▸ What you will do: Carry none of the pictures over; write out the complete data exactly.

▸ Data supplied:
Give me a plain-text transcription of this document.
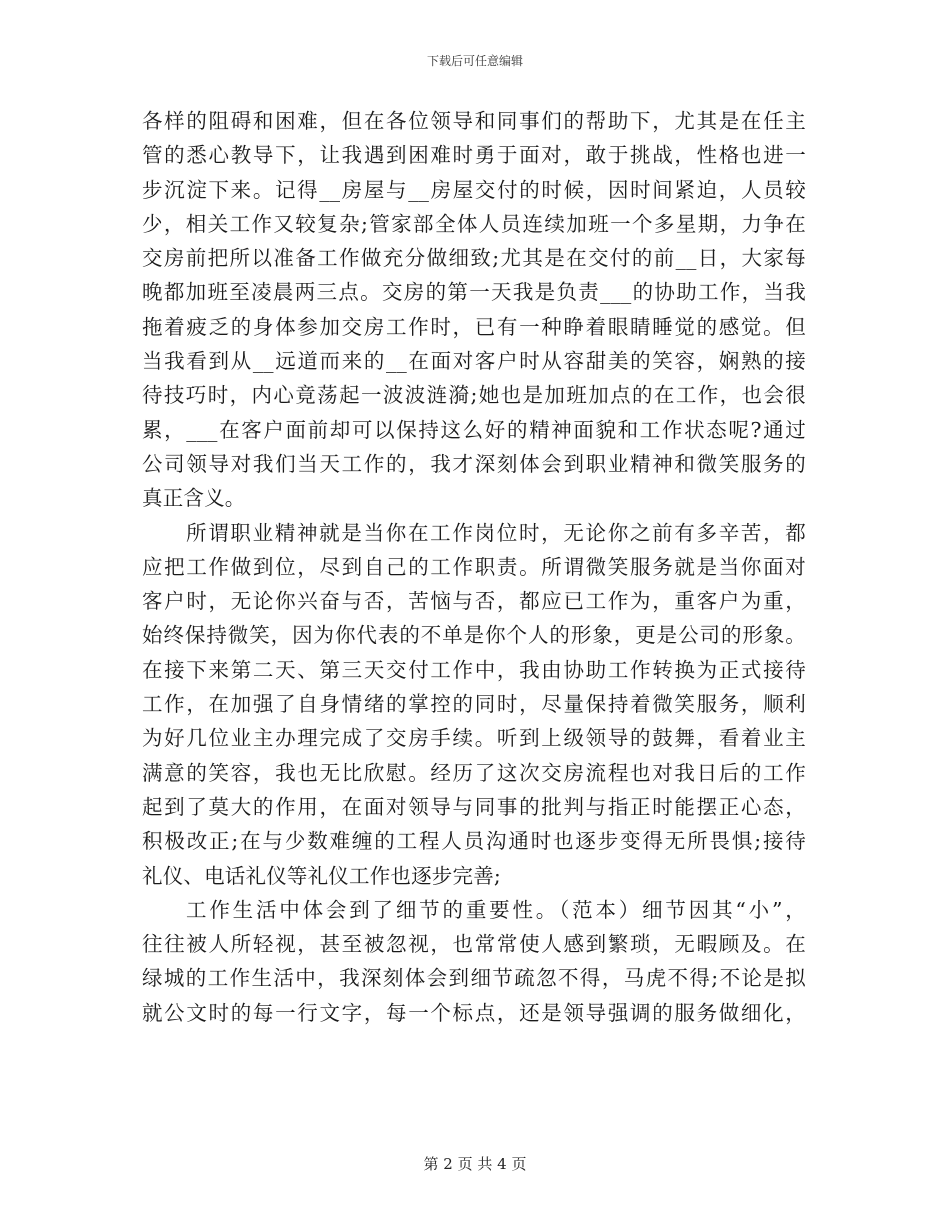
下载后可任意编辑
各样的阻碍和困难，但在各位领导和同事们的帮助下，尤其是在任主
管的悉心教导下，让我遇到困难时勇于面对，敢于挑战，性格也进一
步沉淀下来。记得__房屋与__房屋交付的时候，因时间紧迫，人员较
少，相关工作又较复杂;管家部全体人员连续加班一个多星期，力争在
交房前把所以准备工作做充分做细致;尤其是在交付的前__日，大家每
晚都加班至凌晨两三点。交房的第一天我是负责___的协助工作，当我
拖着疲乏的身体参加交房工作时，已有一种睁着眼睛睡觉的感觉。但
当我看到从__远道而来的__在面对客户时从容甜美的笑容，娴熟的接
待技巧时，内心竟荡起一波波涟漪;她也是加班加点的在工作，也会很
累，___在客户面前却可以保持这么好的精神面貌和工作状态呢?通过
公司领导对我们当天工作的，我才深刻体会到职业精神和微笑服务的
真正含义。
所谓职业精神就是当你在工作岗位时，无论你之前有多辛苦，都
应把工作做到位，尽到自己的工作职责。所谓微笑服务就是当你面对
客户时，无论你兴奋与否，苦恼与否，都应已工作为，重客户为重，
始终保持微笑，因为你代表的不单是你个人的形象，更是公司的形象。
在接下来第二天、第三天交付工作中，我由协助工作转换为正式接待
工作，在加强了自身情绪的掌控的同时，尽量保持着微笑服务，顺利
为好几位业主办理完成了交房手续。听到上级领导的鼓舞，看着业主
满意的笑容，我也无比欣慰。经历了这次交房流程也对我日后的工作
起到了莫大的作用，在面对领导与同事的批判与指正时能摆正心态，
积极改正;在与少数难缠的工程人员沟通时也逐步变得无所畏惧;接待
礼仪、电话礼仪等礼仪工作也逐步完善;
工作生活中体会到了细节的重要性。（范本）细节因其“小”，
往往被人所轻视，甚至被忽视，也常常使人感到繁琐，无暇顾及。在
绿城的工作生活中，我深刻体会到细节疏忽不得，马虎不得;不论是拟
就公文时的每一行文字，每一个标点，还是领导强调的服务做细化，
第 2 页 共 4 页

▸ Completed task:
Give me a plain-text transcription of this document.
下载后可任意编辑
各样的阻碍和困难，但在各位领导和同事们的帮助下，尤其是在任主
管的悉心教导下，让我遇到困难时勇于面对，敢于挑战，性格也进一
步沉淀下来。记得__房屋与__房屋交付的时候，因时间紧迫，人员较
少，相关工作又较复杂;管家部全体人员连续加班一个多星期，力争在
交房前把所以准备工作做充分做细致;尤其是在交付的前__日，大家每
晚都加班至凌晨两三点。交房的第一天我是负责___的协助工作，当我
拖着疲乏的身体参加交房工作时，已有一种睁着眼睛睡觉的感觉。但
当我看到从__远道而来的__在面对客户时从容甜美的笑容，娴熟的接
待技巧时，内心竟荡起一波波涟漪;她也是加班加点的在工作，也会很
累，___在客户面前却可以保持这么好的精神面貌和工作状态呢?通过
公司领导对我们当天工作的，我才深刻体会到职业精神和微笑服务的
真正含义。
所谓职业精神就是当你在工作岗位时，无论你之前有多辛苦，都
应把工作做到位，尽到自己的工作职责。所谓微笑服务就是当你面对
客户时，无论你兴奋与否，苦恼与否，都应已工作为，重客户为重，
始终保持微笑，因为你代表的不单是你个人的形象，更是公司的形象。
在接下来第二天、第三天交付工作中，我由协助工作转换为正式接待
工作，在加强了自身情绪的掌控的同时，尽量保持着微笑服务，顺利
为好几位业主办理完成了交房手续。听到上级领导的鼓舞，看着业主
满意的笑容，我也无比欣慰。经历了这次交房流程也对我日后的工作
起到了莫大的作用，在面对领导与同事的批判与指正时能摆正心态，
积极改正;在与少数难缠的工程人员沟通时也逐步变得无所畏惧;接待
礼仪、电话礼仪等礼仪工作也逐步完善;
工作生活中体会到了细节的重要性。（范本）细节因其“小”，
往往被人所轻视，甚至被忽视，也常常使人感到繁琐，无暇顾及。在
绿城的工作生活中，我深刻体会到细节疏忽不得，马虎不得;不论是拟
就公文时的每一行文字，每一个标点，还是领导强调的服务做细化，
第 2 页 共 4 页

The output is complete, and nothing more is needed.